◆ WORK REQUIRED
Show each line from the listing that includes the word "velmi".

◆ RECORDS FOR THE TASK
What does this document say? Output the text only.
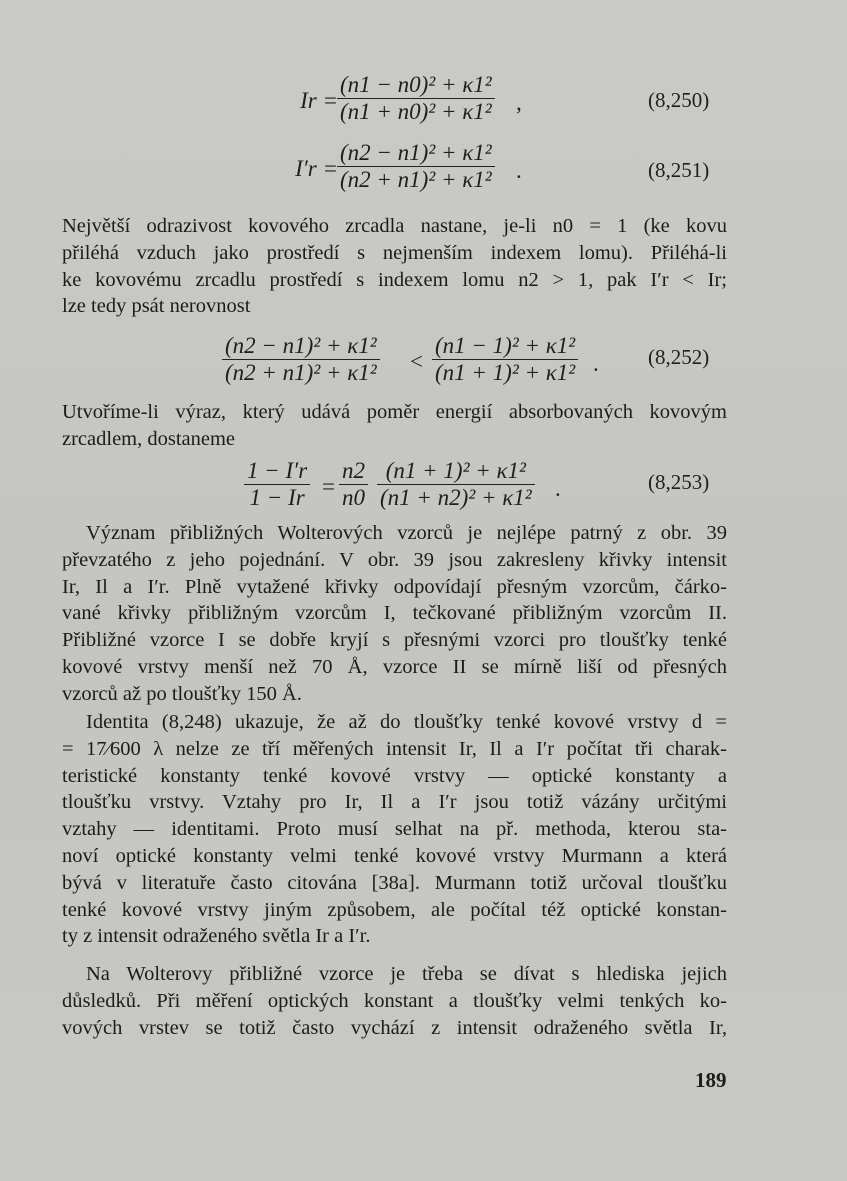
$Ir = \frac{\text{(n1 − n0)² + κ1²}}{\text{(n1 + n0)² + κ1²}}$ ,	(8,250)
$I'r = \frac{\text{(n2 − n1)² + κ1²}}{\text{(n2 + n1)² + κ1²}}$ .	(8,251)
Největší odrazivost kovového zrcadla nastane, je-li n0 = 1 (ke kovu
přiléhá vzduch jako prostředí s nejmenším indexem lomu). Přiléhá-li
ke kovovému zrcadlu prostředí s indexem lomu n2 > 1, pak I′r < Ir;
lze tedy psát nerovnost
$\frac{\text{(n2 − n1)² + κ1²}}{\text{(n2 + n1)² + κ1²}} < \frac{\text{(n1 − 1)² + κ1²}}{\text{(n1 + 1)² + κ1²}}$ . (8,252)
Utvoříme-li výraz, který udává poměr energií absorbovaných kovovým
zrcadlem, dostaneme
$\frac{1 - I'r}{1 - Ir} = \frac{n2}{n0} \frac{\text{(n1 + 1)² + κ1²}}{\text{(n1 + n2)² + κ1²}}$ .	(8,253)
Význam přibližných Wolterových vzorců je nejlépe patrný z obr. 39
převzatého z jeho pojednání. V obr. 39 jsou zakresleny křivky intensit
Ir, Il a I′r. Plně vytažené křivky odpovídají přesným vzorcům, čárko-
vané křivky přibližným vzorcům I, tečkované přibližným vzorcům II.
Přibližné vzorce I se dobře kryjí s přesnými vzorci pro tloušťky tenké
kovové vrstvy menší než 70 Å, vzorce II se mírně liší od přesných
vzorců až po tloušťky 150 Å.
Identita (8,248) ukazuje, že až do tloušťky tenké kovové vrstvy d =
= 17⁄600 λ nelze ze tří měřených intensit Ir, Il a I′r počítat tři charak-
teristické konstanty tenké kovové vrstvy — optické konstanty a
tloušťku vrstvy. Vztahy pro Ir, Il a I′r jsou totiž vázány určitými
vztahy — identitami. Proto musí selhat na př. methoda, kterou sta-
noví optické konstanty velmi tenké kovové vrstvy Murmann a která
bývá v literatuře často citována [38a]. Murmann totiž určoval tloušťku
tenké kovové vrstvy jiným způsobem, ale počítal též optické konstan-
ty z intensit odraženého světla Ir a I′r.
Na Wolterovy přibližné vzorce je třeba se dívat s hlediska jejich
důsledků. Při měření optických konstant a tloušťky velmi tenkých ko-
vových vrstev se totiž často vychází z intensit odraženého světla Ir,
189
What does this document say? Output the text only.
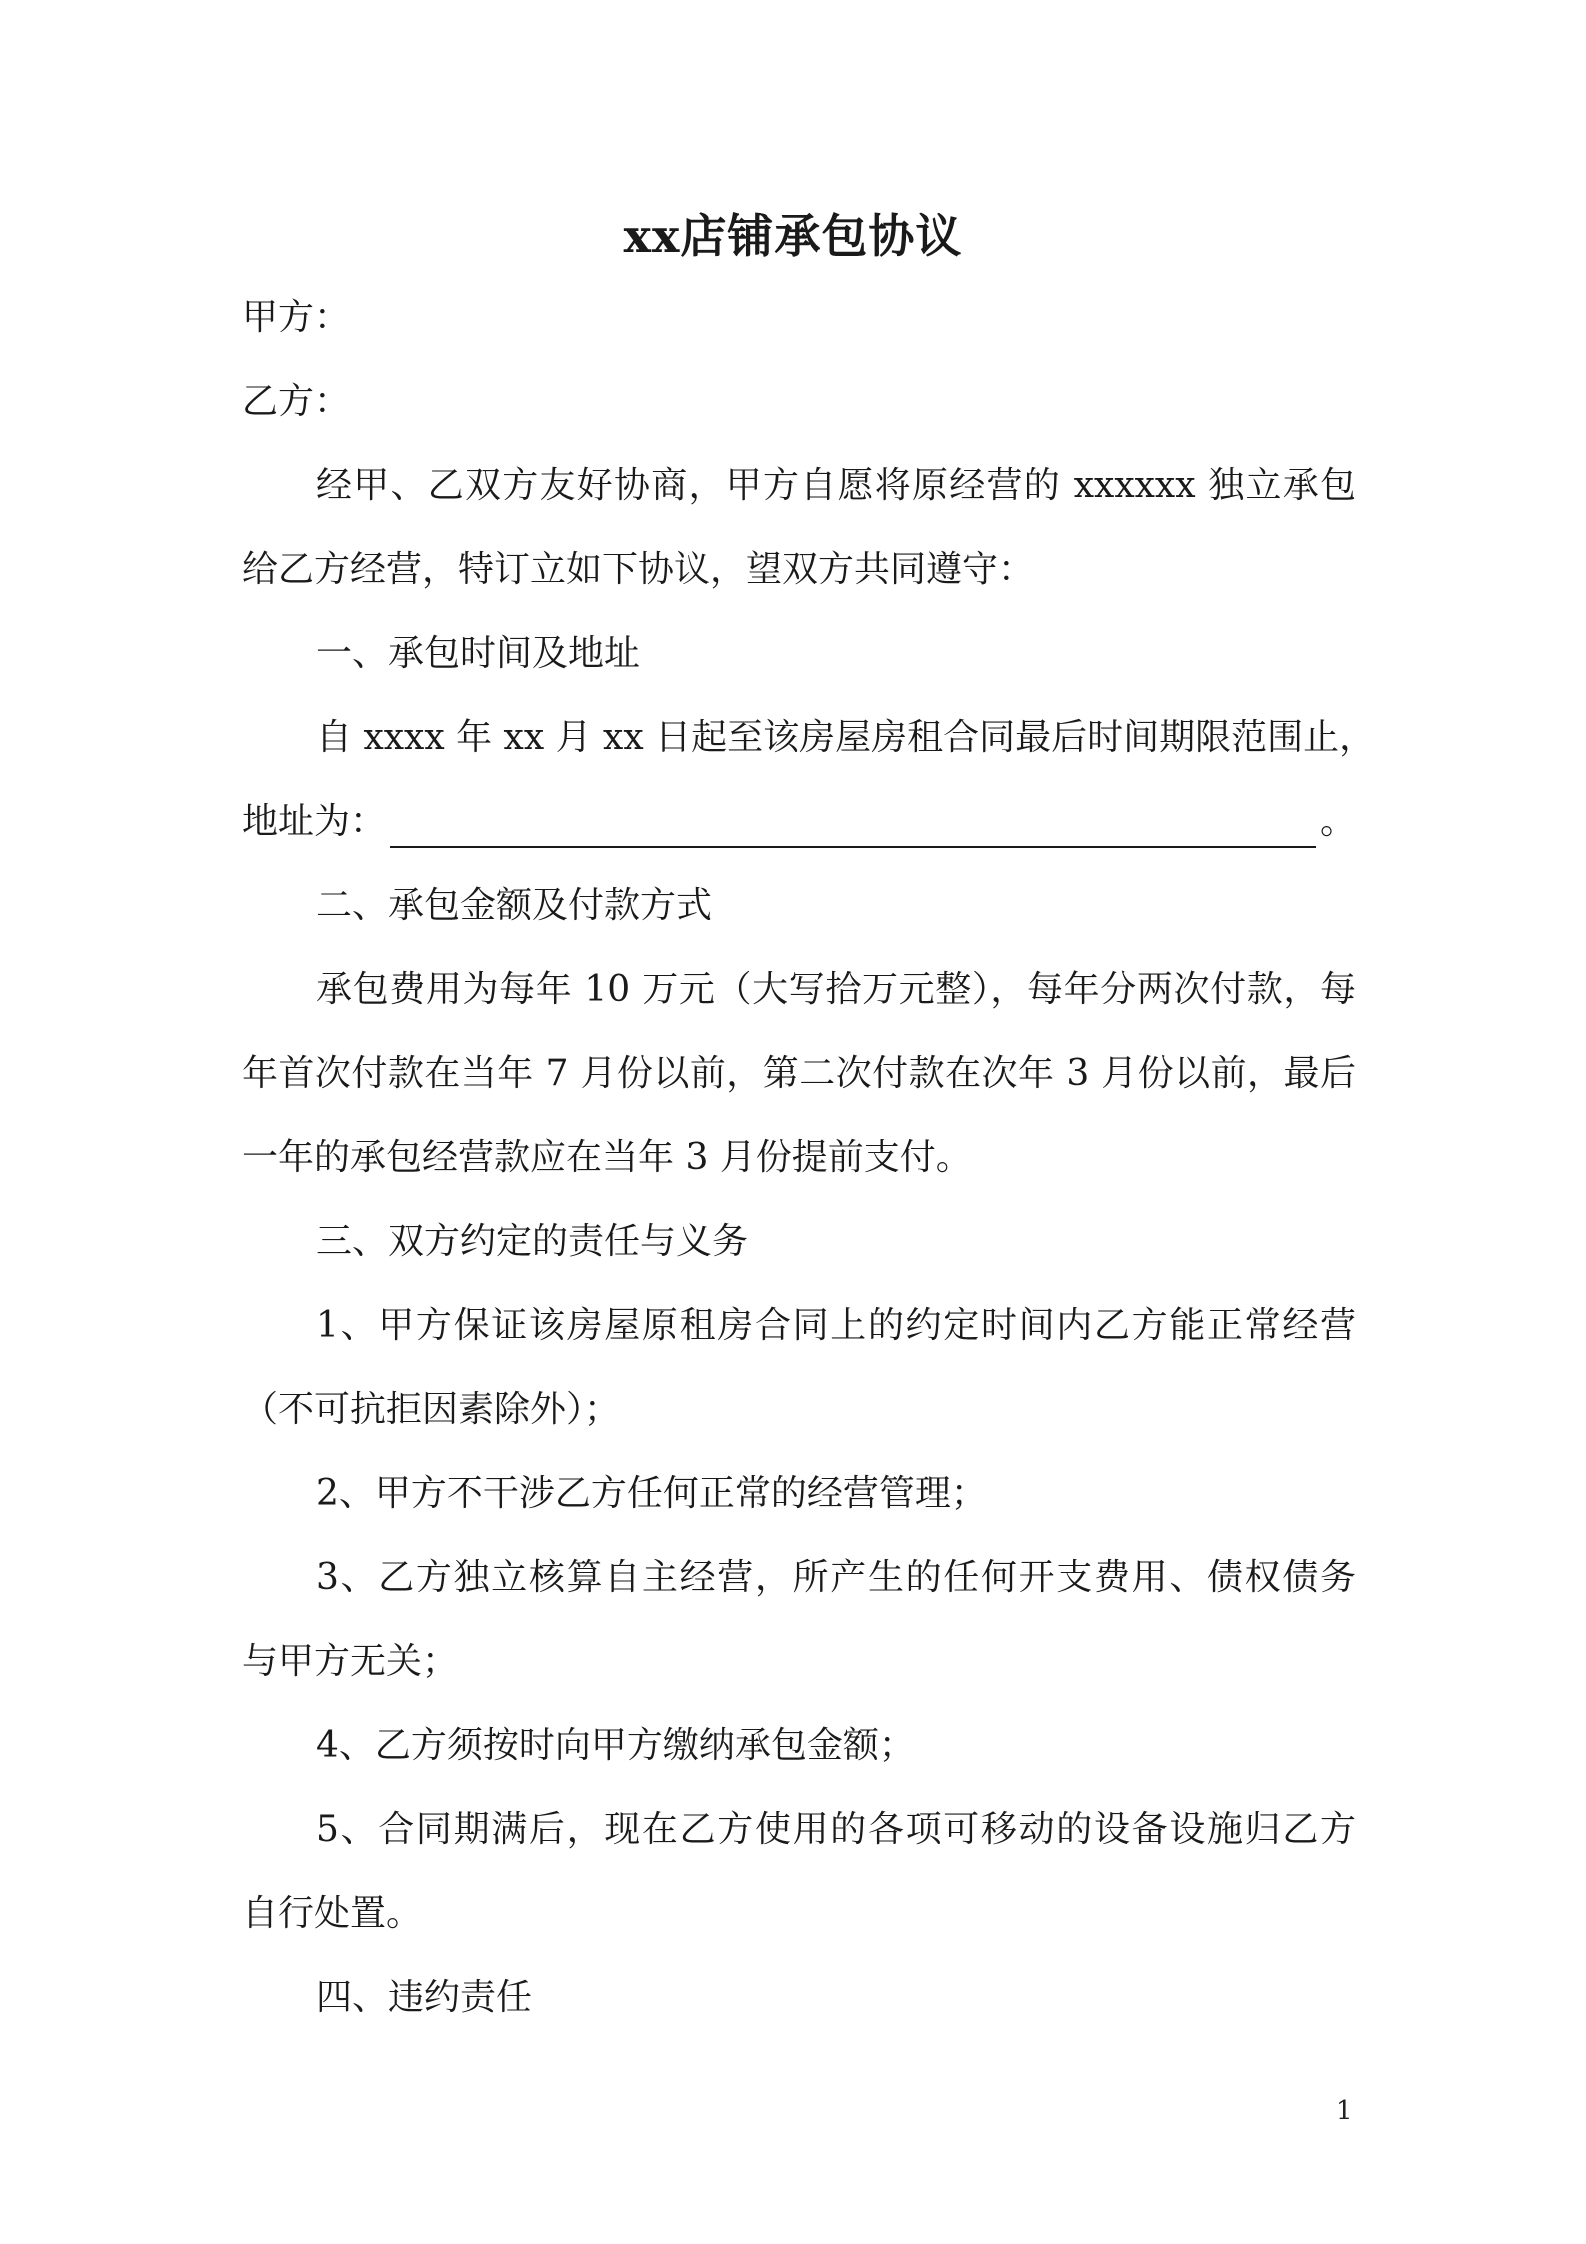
xx店铺承包协议
甲方：
乙方：
经甲、乙双方友好协商，甲方自愿将原经营的 xxxxxx 独立承包
给乙方经营，特订立如下协议，望双方共同遵守：
一、承包时间及地址
自 xxxx 年 xx 月 xx 日起至该房屋房租合同最后时间期限范围止，
地址为：	。
二、承包金额及付款方式
承包费用为每年 10 万元（大写拾万元整），每年分两次付款，每
年首次付款在当年 7 月份以前，第二次付款在次年 3 月份以前，最后
一年的承包经营款应在当年 3 月份提前支付。
三、双方约定的责任与义务
1、甲方保证该房屋原租房合同上的约定时间内乙方能正常经营
（不可抗拒因素除外）；
2、甲方不干涉乙方任何正常的经营管理；
3、乙方独立核算自主经营，所产生的任何开支费用、债权债务
与甲方无关；
4、乙方须按时向甲方缴纳承包金额；
5、合同期满后，现在乙方使用的各项可移动的设备设施归乙方
自行处置。
四、违约责任
1
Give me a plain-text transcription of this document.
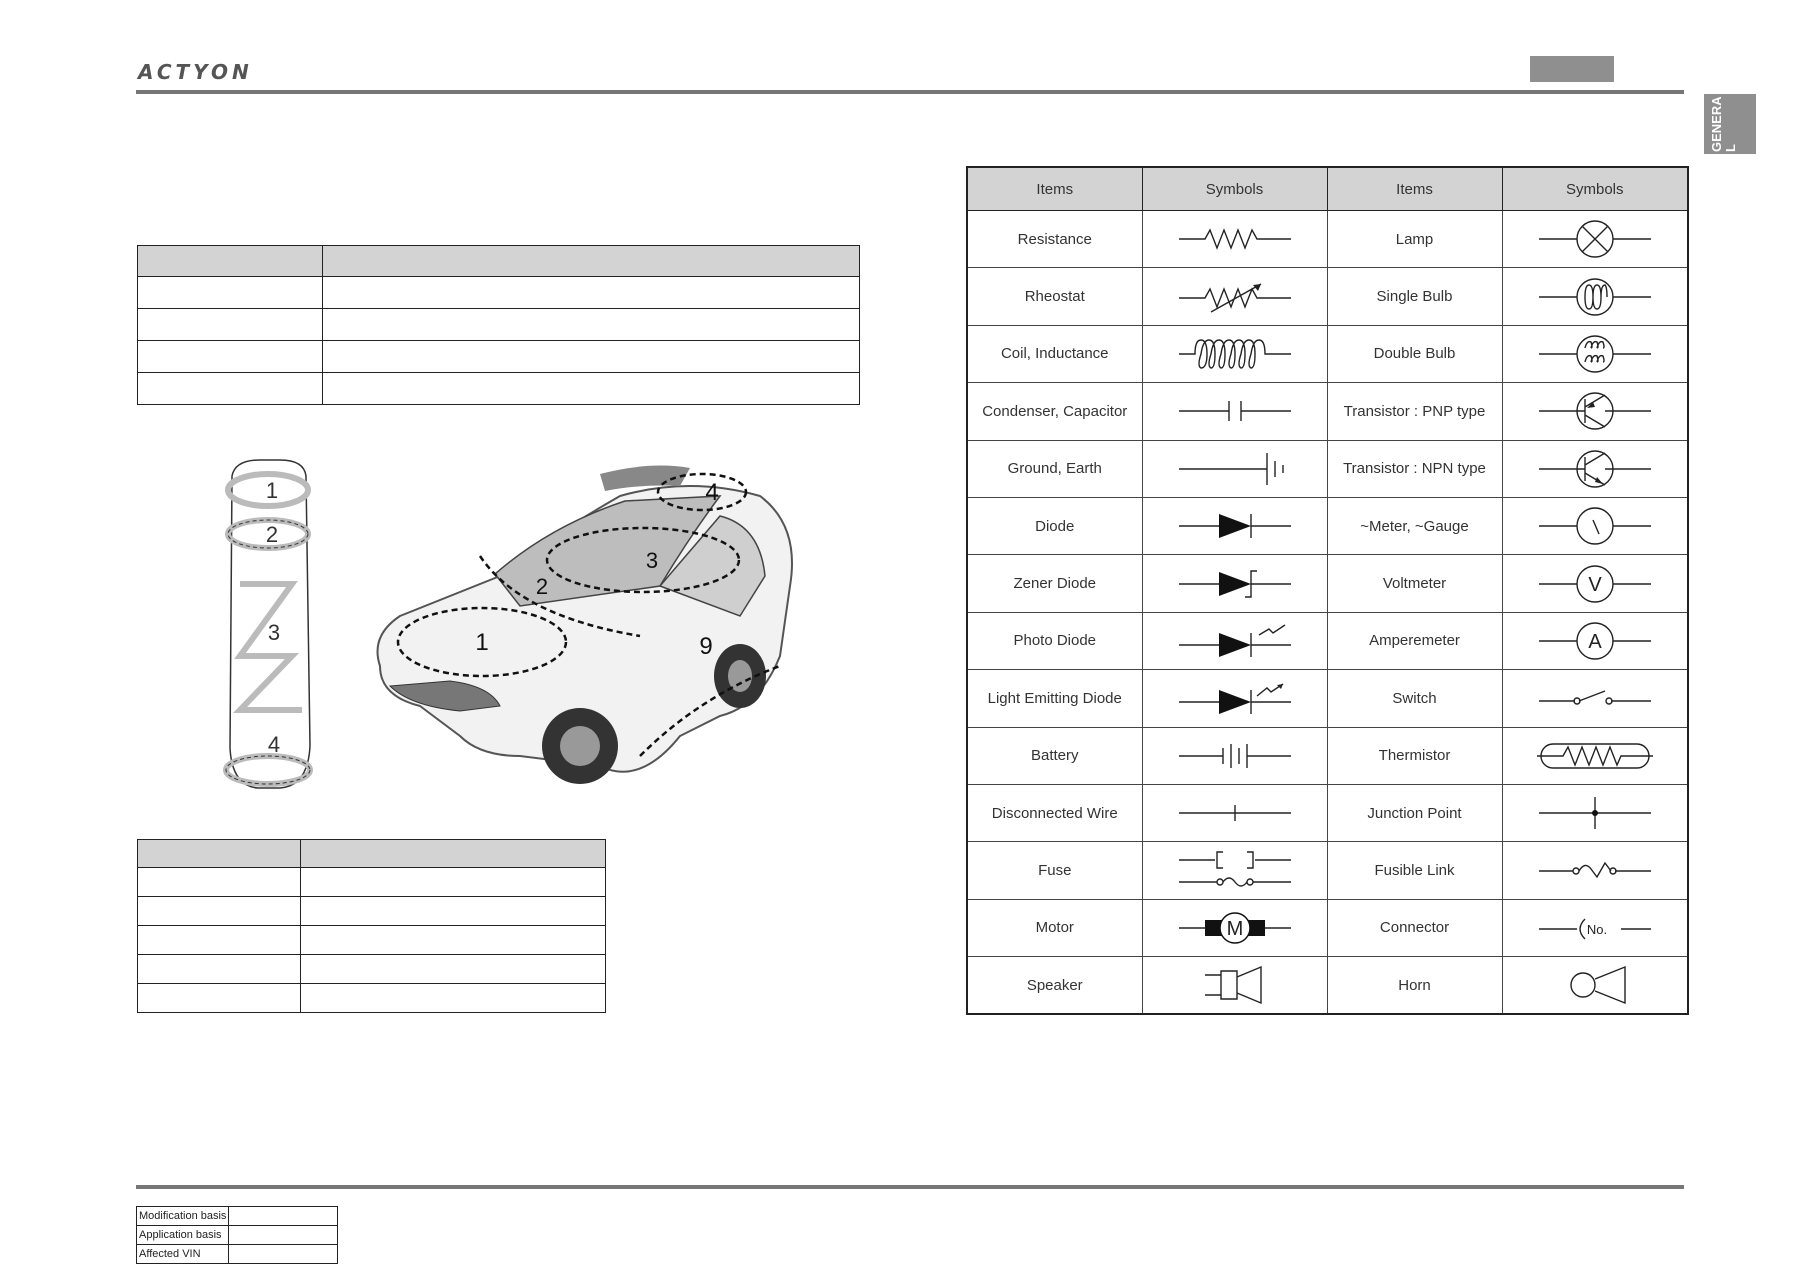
ACTYON
GENERA L

1
2
3
4
1
2
3
4
9

Items	Symbols	Items	Symbols
Resistance		Lamp	

Rheostat		Single Bulb	

Coil, Inductance		Double Bulb	

Condenser, Capacitor		Transistor : PNP type	

Ground, Earth		Transistor : NPN type	

Diode		~Meter, ~Gauge	

Zener Diode		Voltmeter	V

Photo Diode		Amperemeter	A

Light Emitting Diode		Switch	

Battery		Thermistor	

Disconnected Wire		Junction Point	

Fuse		Fusible Link	

Motor	M	Connector	No.

Speaker		Horn	
Modification basis	
Application basis	
Affected VIN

◆ RESULT FOR THIS TASK
noví optické konstanty velmi tenké kovové vrstvy Murmann a která
důsledků. Při měření optických konstant a tloušťky velmi tenkých ko-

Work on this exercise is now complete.